(begin)
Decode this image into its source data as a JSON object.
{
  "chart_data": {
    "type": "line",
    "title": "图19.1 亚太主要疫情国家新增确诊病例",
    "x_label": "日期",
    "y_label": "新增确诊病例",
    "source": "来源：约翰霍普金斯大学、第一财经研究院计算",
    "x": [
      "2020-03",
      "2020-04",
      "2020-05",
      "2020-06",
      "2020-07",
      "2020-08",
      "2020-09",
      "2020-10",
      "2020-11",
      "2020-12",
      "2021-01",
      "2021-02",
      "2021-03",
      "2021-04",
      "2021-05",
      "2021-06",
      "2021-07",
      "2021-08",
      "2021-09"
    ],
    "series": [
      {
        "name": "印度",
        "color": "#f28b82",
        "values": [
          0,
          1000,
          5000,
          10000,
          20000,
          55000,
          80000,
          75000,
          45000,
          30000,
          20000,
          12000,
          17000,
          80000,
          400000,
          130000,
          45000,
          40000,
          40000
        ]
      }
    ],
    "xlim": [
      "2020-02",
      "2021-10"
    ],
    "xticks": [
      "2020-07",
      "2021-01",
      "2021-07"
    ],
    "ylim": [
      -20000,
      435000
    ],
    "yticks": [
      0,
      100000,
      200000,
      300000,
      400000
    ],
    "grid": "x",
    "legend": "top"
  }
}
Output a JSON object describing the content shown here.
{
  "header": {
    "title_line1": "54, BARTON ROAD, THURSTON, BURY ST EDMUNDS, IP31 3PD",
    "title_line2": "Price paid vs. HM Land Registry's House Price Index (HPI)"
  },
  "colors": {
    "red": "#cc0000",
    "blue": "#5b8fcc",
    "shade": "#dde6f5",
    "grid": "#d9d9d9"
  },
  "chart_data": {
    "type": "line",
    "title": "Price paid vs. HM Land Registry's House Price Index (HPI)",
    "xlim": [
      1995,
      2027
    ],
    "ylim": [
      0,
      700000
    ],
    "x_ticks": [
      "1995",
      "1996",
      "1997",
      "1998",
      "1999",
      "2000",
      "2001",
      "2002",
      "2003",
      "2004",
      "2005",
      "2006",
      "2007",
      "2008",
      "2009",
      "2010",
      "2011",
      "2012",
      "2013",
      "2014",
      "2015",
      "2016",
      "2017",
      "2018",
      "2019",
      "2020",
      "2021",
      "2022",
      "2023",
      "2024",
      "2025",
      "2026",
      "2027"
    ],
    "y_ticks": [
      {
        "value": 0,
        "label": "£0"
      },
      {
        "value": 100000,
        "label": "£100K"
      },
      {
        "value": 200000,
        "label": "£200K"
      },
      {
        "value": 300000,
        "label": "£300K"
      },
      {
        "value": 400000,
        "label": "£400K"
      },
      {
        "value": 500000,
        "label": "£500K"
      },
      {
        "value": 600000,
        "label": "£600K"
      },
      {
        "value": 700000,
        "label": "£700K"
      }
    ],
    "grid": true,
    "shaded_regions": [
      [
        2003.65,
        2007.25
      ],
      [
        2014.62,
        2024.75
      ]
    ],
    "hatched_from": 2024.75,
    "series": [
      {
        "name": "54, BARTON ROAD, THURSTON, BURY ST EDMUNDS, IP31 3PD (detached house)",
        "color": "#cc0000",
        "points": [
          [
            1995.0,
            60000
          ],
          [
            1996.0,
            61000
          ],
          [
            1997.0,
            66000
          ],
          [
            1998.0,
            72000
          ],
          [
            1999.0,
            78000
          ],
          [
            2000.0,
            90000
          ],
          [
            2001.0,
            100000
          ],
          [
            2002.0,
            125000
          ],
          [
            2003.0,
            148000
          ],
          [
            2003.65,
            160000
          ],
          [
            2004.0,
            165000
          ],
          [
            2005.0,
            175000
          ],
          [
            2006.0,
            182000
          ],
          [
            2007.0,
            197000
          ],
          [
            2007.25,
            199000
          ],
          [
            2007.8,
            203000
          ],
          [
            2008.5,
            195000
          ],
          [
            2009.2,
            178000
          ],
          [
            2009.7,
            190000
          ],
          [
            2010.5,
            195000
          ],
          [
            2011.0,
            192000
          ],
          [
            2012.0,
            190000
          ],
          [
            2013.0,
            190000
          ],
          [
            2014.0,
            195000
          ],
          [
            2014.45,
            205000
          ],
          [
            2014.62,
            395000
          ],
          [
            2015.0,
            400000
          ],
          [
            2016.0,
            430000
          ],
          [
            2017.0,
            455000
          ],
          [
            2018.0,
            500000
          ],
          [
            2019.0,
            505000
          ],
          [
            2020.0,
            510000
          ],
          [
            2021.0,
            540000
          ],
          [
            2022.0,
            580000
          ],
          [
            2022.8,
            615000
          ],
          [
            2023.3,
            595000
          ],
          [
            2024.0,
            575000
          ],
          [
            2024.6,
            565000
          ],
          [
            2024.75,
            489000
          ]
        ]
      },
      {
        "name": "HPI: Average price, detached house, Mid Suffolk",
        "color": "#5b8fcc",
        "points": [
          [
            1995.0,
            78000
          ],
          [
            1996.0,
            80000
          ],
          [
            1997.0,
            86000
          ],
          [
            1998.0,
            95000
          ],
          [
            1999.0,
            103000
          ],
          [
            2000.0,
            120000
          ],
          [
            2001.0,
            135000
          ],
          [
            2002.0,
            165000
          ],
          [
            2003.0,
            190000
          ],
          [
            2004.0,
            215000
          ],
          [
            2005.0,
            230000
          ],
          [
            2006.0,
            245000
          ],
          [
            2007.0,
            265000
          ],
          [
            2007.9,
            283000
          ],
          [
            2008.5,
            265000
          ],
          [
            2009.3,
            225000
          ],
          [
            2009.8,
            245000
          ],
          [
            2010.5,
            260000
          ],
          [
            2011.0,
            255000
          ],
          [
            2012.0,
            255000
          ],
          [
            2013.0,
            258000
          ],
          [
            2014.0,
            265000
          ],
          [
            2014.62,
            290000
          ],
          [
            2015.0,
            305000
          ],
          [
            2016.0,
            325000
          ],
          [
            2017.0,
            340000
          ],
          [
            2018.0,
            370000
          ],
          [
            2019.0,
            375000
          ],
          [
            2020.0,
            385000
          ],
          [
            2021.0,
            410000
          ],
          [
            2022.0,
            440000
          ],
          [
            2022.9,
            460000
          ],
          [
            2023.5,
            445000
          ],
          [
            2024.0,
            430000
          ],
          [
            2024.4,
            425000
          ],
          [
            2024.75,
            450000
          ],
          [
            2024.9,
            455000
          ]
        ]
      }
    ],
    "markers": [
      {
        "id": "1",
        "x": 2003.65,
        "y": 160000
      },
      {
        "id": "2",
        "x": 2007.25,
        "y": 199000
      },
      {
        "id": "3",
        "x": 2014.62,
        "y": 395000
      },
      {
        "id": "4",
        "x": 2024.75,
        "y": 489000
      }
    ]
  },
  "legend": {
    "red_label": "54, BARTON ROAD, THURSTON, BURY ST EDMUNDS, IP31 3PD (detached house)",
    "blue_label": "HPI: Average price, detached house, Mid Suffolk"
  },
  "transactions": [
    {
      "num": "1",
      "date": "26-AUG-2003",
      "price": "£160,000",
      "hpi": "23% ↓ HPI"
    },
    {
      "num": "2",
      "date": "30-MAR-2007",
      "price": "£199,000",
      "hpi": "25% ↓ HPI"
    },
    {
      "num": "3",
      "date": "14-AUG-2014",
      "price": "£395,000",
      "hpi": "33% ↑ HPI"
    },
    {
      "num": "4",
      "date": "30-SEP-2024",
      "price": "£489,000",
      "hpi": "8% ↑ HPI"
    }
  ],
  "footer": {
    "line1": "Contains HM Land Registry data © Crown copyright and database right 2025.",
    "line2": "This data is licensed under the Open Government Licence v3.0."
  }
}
(end)
(begin)
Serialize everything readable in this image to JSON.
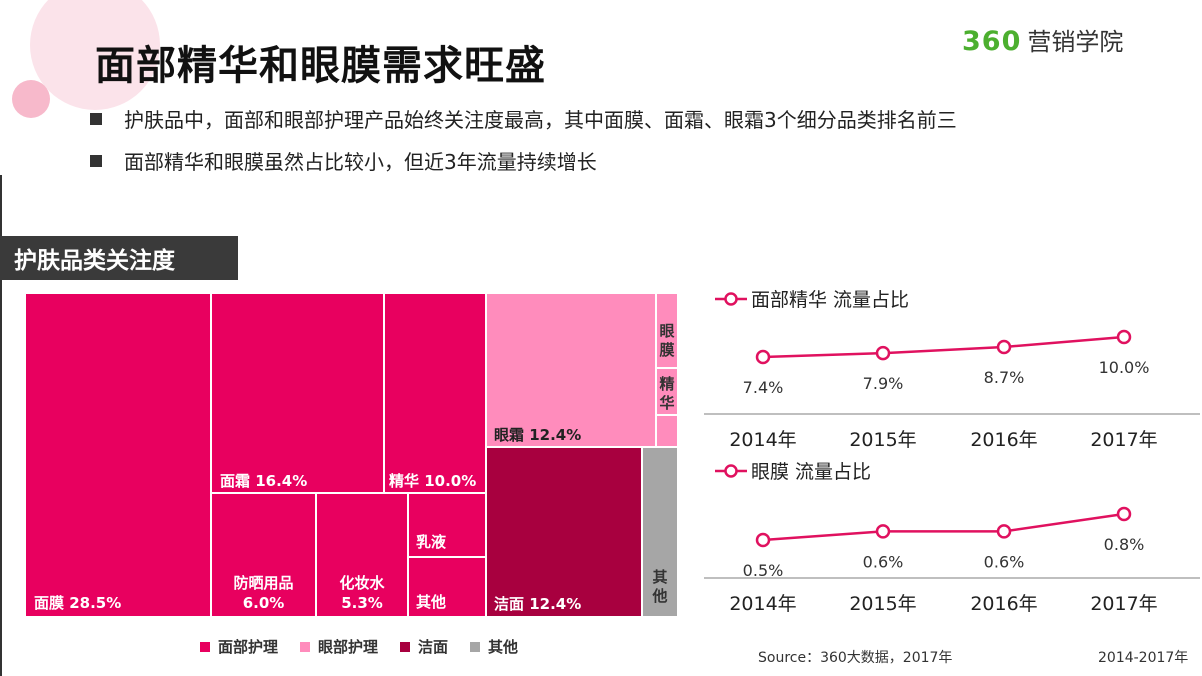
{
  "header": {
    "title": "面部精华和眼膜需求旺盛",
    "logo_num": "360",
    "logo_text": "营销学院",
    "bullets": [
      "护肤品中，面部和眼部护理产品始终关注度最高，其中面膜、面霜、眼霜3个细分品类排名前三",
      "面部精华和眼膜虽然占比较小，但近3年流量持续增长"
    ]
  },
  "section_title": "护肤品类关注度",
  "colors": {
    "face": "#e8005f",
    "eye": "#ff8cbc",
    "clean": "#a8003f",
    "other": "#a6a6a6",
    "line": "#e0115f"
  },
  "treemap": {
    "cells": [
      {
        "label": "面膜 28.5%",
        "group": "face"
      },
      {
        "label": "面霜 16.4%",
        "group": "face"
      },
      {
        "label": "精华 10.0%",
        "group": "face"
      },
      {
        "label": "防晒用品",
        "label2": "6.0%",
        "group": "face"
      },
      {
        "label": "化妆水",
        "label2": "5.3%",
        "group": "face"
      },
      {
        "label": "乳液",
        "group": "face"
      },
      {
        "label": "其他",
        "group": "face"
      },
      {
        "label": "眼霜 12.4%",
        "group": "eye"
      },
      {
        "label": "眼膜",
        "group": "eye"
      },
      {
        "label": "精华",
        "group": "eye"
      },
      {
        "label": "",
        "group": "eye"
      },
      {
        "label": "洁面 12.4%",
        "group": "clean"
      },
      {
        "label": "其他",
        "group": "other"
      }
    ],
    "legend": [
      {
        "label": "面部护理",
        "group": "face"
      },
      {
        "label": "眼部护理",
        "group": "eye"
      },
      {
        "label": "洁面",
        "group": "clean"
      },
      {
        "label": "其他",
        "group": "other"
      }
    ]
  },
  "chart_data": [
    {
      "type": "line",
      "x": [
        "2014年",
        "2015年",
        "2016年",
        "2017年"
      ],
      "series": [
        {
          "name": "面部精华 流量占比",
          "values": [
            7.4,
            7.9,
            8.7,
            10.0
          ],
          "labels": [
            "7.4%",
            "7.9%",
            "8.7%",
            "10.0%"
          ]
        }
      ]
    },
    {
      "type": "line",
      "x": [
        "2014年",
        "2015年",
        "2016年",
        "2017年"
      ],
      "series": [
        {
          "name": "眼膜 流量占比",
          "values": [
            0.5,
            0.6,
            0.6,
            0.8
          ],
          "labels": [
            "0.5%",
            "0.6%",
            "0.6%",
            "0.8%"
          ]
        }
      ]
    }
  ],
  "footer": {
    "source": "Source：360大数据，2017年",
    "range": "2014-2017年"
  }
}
(end)
Filter the records above for lines containing the word "source", and copy those lines.

Decode this image into its source data as a JSON object.
    "source": "来源：约翰霍普金斯大学、第一财经研究院计算",
    "source": "Source：360大数据，2017年",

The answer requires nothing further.